-- EXTRACTED DATA start --
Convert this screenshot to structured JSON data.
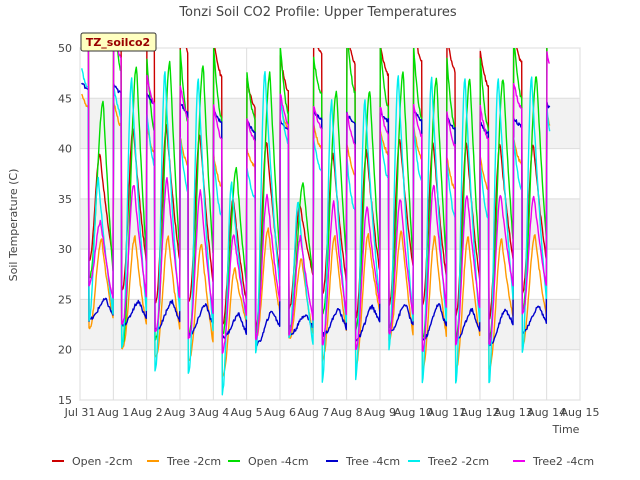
{
  "chart_data": {
    "type": "line",
    "title": "Tonzi Soil CO2 Profile: Upper Temperatures",
    "xlabel": "Time",
    "ylabel": "Soil Temperature (C)",
    "annotation": "TZ_soilco2",
    "xlim": [
      0,
      15
    ],
    "ylim": [
      15,
      50
    ],
    "yticks": [
      15,
      20,
      25,
      30,
      35,
      40,
      45,
      50
    ],
    "xticks": [
      {
        "label": "Jul 31",
        "day": 0
      },
      {
        "label": "Aug 1",
        "day": 1
      },
      {
        "label": "Aug 2",
        "day": 2
      },
      {
        "label": "Aug 3",
        "day": 3
      },
      {
        "label": "Aug 4",
        "day": 4
      },
      {
        "label": "Aug 5",
        "day": 5
      },
      {
        "label": "Aug 6",
        "day": 6
      },
      {
        "label": "Aug 7",
        "day": 7
      },
      {
        "label": "Aug 8",
        "day": 8
      },
      {
        "label": "Aug 9",
        "day": 9
      },
      {
        "label": "Aug 10",
        "day": 10
      },
      {
        "label": "Aug 11",
        "day": 11
      },
      {
        "label": "Aug 12",
        "day": 12
      },
      {
        "label": "Aug 13",
        "day": 13
      },
      {
        "label": "Aug 14",
        "day": 14
      },
      {
        "label": "Aug 15",
        "day": 15
      }
    ],
    "grid": true,
    "legend_position": "bottom",
    "series": [
      {
        "name": "Open -2cm",
        "color": "#cc0000",
        "peak_offset": 0.6,
        "max": [
          39.5,
          42.0,
          42.3,
          41.5,
          35.0,
          40.8,
          34.5,
          39.5,
          39.8,
          41.0,
          40.6,
          40.5,
          40.5,
          40.5
        ],
        "min": [
          28.8,
          26.0,
          24.8,
          24.8,
          22.4,
          21.8,
          24.0,
          25.5,
          23.0,
          24.3,
          24.5,
          23.2,
          23.0,
          25.6
        ]
      },
      {
        "name": "Tree -2cm",
        "color": "#ff9900",
        "peak_offset": 0.65,
        "max": [
          31.0,
          31.2,
          31.2,
          30.5,
          28.0,
          32.0,
          29.0,
          31.3,
          31.5,
          31.8,
          31.3,
          31.2,
          31.0,
          31.5
        ],
        "min": [
          22.0,
          20.2,
          19.3,
          19.0,
          17.3,
          21.0,
          21.0,
          19.0,
          18.5,
          21.0,
          18.0,
          18.0,
          18.0,
          20.5
        ]
      },
      {
        "name": "Open -4cm",
        "color": "#00dd00",
        "peak_offset": 0.7,
        "max": [
          44.6,
          48.3,
          48.7,
          48.2,
          38.0,
          47.5,
          36.7,
          45.8,
          45.7,
          47.5,
          47.0,
          47.0,
          47.0,
          47.3
        ],
        "min": [
          27.0,
          20.5,
          21.0,
          21.5,
          21.5,
          21.5,
          22.0,
          23.5,
          22.0,
          22.0,
          21.0,
          21.0,
          21.0,
          24.0
        ]
      },
      {
        "name": "Tree -4cm",
        "color": "#0000cc",
        "peak_offset": 0.78,
        "max": [
          25.0,
          24.8,
          24.8,
          24.5,
          23.5,
          23.8,
          23.5,
          24.0,
          24.3,
          24.5,
          24.5,
          24.0,
          24.0,
          24.3
        ],
        "min": [
          23.0,
          22.5,
          22.0,
          21.5,
          21.2,
          20.5,
          21.5,
          21.5,
          21.0,
          21.8,
          21.0,
          21.0,
          20.5,
          21.8
        ]
      },
      {
        "name": "Tree2 -2cm",
        "color": "#00eeee",
        "peak_offset": 0.55,
        "max": [
          37.0,
          47.0,
          47.5,
          47.0,
          36.5,
          47.5,
          34.7,
          44.7,
          44.7,
          47.2,
          47.0,
          47.0,
          47.0,
          47.0
        ],
        "min": [
          23.0,
          20.2,
          18.0,
          17.7,
          15.6,
          19.5,
          21.0,
          16.8,
          17.0,
          20.0,
          16.7,
          16.5,
          16.5,
          19.5
        ]
      },
      {
        "name": "Tree2 -4cm",
        "color": "#ee00ee",
        "peak_offset": 0.62,
        "max": [
          32.8,
          36.5,
          37.0,
          35.8,
          31.5,
          35.5,
          31.2,
          34.7,
          34.3,
          35.0,
          36.5,
          35.5,
          35.5,
          35.3
        ],
        "min": [
          26.5,
          22.5,
          21.8,
          21.2,
          19.8,
          21.0,
          21.5,
          20.5,
          20.0,
          21.5,
          19.8,
          20.5,
          20.5,
          23.5
        ]
      }
    ]
  }
}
-- EXTRACTED DATA end --
WORK INSTRUCTIONS: Look for the word "name" in every line of the listing and copy the lines that have it.

REPLY:
        "name": "Open -2cm",
        "name": "Tree -2cm",
        "name": "Open -4cm",
        "name": "Tree -4cm",
        "name": "Tree2 -2cm",
        "name": "Tree2 -4cm",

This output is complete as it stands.